__Passage shown__:

◆ ◆ ◆ ◆ ◆ ◆ ◆

Car Wreck fatalities are soaring at their highest rate in 50 years, from driver caused crashes, collisions and other incidents. The National Safety Council’s preliminary estimates indicate deadly crashes rose by nearly 8% in 2015 over the previous year, killing about 38,000 people.
A growing number of safety advocates, grass-roots groups, federal, state and local officials trying to change a 100-year-old mentality that trivializes the most common cause of traffic wrecks: Human Error.
Using the word “accident”, makes it sound like “God made it happen,” Mark Rosekind, the head of the National Highway Traffic Safety Administration, said this month at the Harvard School of Public Health. “In our society,” “language can be everything.” Almost all auto wrecks are caused by driver behavior such as: drinking, distracted driving and other risky activity. (think cell phone use!). Only about 6% are caused by vehicle malfunctions, weather and other factors.

◆ ◆ ◆ ◆ ◆ ◆ ◆

__Given data__:
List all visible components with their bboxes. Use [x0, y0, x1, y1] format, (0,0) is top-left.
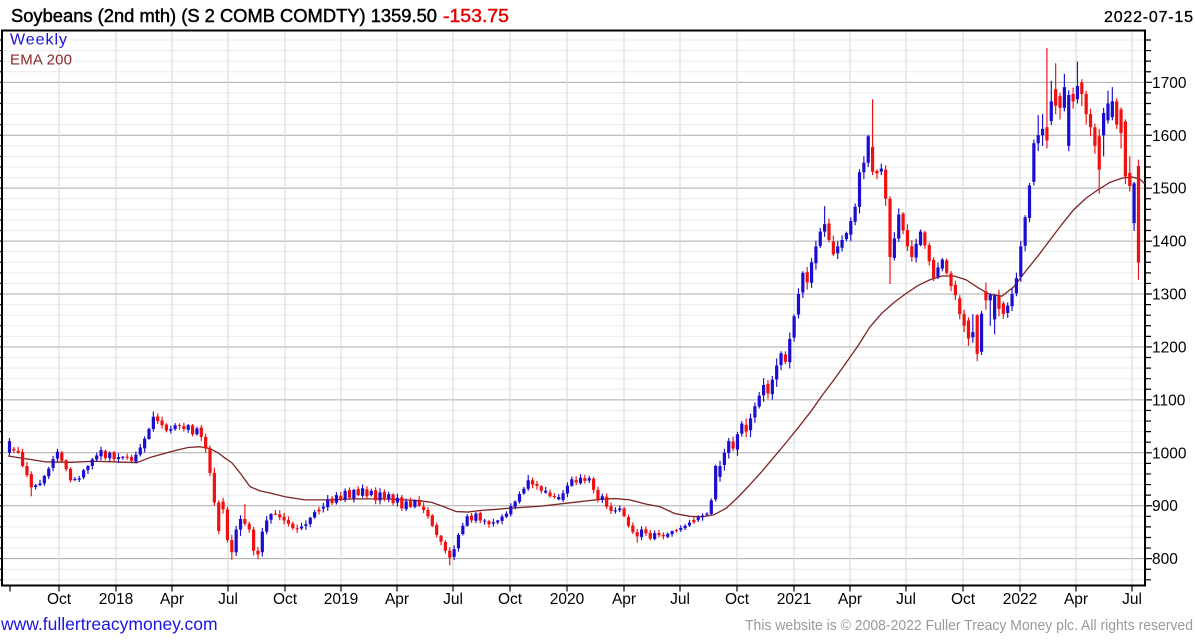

◆ ◆ ◆ ◆ ◆ ◆ ◆

__To be done__:
(a) Which groups does the passage on car wreck fatalities name as trying to change the mentality that trivializes human error? List every one.
(b) How would this sentence from the passage on car wreck fatalities read in Spanish: "Only about 6% are caused by vehicle malfunctions, weather and other factors."

__Outputs for the tasks__:
(a)
- Safety advocates
- Grass-roots groups
- Federal officials
- State officials
- Local officials

(b) Solo alrededor del 6 % se debe a fallas mecánicas de los vehículos, al clima y a otros factores.